Each line that follows should be printed again exactly as it stands.

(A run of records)
§

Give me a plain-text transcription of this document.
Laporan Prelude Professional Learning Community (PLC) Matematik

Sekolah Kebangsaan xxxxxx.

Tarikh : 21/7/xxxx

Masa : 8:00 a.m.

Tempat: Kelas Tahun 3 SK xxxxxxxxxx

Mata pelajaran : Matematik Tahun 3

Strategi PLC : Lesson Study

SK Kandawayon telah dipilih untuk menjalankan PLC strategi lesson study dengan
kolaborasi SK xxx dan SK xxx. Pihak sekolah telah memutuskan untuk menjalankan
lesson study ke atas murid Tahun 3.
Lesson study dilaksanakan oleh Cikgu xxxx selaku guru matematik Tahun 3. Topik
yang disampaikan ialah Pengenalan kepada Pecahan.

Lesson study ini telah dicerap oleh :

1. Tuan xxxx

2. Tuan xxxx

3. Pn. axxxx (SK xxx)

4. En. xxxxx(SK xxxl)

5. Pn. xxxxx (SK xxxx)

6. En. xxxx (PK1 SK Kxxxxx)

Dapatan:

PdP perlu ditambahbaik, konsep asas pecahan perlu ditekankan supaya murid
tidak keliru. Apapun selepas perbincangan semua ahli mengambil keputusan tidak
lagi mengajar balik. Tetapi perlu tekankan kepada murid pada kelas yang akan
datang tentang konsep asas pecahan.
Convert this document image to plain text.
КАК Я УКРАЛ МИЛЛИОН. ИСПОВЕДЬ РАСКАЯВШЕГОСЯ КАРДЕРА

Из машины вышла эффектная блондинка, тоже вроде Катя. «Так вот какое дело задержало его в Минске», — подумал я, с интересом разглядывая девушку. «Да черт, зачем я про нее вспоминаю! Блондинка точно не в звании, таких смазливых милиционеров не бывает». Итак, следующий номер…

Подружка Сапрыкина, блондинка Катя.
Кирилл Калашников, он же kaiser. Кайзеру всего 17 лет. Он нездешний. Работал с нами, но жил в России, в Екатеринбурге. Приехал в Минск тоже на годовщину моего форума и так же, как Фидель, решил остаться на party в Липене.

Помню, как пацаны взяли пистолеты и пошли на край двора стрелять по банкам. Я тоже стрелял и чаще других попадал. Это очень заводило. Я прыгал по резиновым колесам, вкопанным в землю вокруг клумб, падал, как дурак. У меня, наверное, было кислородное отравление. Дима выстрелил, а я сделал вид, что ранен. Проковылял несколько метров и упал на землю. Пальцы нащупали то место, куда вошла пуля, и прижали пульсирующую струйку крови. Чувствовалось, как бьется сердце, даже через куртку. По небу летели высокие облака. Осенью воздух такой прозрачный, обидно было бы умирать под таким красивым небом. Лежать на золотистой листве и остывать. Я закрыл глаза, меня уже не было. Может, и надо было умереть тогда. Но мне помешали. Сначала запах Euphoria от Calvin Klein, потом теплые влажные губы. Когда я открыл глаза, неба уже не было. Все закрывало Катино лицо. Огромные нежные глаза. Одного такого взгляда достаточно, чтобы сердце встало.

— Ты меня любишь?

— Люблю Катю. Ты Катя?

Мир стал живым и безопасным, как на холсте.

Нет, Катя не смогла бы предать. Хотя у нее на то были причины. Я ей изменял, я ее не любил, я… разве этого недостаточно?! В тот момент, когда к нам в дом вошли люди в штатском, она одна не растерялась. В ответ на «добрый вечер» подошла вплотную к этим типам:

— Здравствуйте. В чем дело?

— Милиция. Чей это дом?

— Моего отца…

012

§

**ANSWER IN FULL:**
Give me a plain-text transcription of this document.
Laporan Prelude Professional Learning Community (PLC) Matematik

Sekolah Kebangsaan xxxxxx.

Tarikh : 21/7/xxxx

Masa : 8:00 a.m.

Tempat: Kelas Tahun 3 SK xxxxxxxxxx

Mata pelajaran : Matematik Tahun 3

Strategi PLC : Lesson Study

SK Kandawayon telah dipilih untuk menjalankan PLC strategi lesson study dengan
kolaborasi SK xxx dan SK xxx. Pihak sekolah telah memutuskan untuk menjalankan
lesson study ke atas murid Tahun 3.
Lesson study dilaksanakan oleh Cikgu xxxx selaku guru matematik Tahun 3. Topik
yang disampaikan ialah Pengenalan kepada Pecahan.

Lesson study ini telah dicerap oleh :

1. Tuan xxxx

2. Tuan xxxx

3. Pn. axxxx (SK xxx)

4. En. xxxxx(SK xxxl)

5. Pn. xxxxx (SK xxxx)

6. En. xxxx (PK1 SK Kxxxxx)

Dapatan:

PdP perlu ditambahbaik, konsep asas pecahan perlu ditekankan supaya murid
tidak keliru. Apapun selepas perbincangan semua ahli mengambil keputusan tidak
lagi mengajar balik. Tetapi perlu tekankan kepada murid pada kelas yang akan
datang tentang konsep asas pecahan.
Convert this document image to plain text.
КАК Я УКРАЛ МИЛЛИОН. ИСПОВЕДЬ РАСКАЯВШЕГОСЯ КАРДЕРА

Из машины вышла эффектная блондинка, тоже вроде Катя. «Так вот какое дело задержало его в Минске», — подумал я, с интересом разглядывая девушку. «Да черт, зачем я про нее вспоминаю! Блондинка точно не в звании, таких смазливых милиционеров не бывает». Итак, следующий номер…

Подружка Сапрыкина, блондинка Катя.
Кирилл Калашников, он же kaiser. Кайзеру всего 17 лет. Он нездешний. Работал с нами, но жил в России, в Екатеринбурге. Приехал в Минск тоже на годовщину моего форума и так же, как Фидель, решил остаться на party в Липене.

Помню, как пацаны взяли пистолеты и пошли на край двора стрелять по банкам. Я тоже стрелял и чаще других попадал. Это очень заводило. Я прыгал по резиновым колесам, вкопанным в землю вокруг клумб, падал, как дурак. У меня, наверное, было кислородное отравление. Дима выстрелил, а я сделал вид, что ранен. Проковылял несколько метров и упал на землю. Пальцы нащупали то место, куда вошла пуля, и прижали пульсирующую струйку крови. Чувствовалось, как бьется сердце, даже через куртку. По небу летели высокие облака. Осенью воздух такой прозрачный, обидно было бы умирать под таким красивым небом. Лежать на золотистой листве и остывать. Я закрыл глаза, меня уже не было. Может, и надо было умереть тогда. Но мне помешали. Сначала запах Euphoria от Calvin Klein, потом теплые влажные губы. Когда я открыл глаза, неба уже не было. Все закрывало Катино лицо. Огромные нежные глаза. Одного такого взгляда достаточно, чтобы сердце встало.

— Ты меня любишь?

— Люблю Катю. Ты Катя?

Мир стал живым и безопасным, как на холсте.

Нет, Катя не смогла бы предать. Хотя у нее на то были причины. Я ей изменял, я ее не любил, я… разве этого недостаточно?! В тот момент, когда к нам в дом вошли люди в штатском, она одна не растерялась. В ответ на «добрый вечер» подошла вплотную к этим типам:

— Здравствуйте. В чем дело?

— Милиция. Чей это дом?

— Моего отца…

012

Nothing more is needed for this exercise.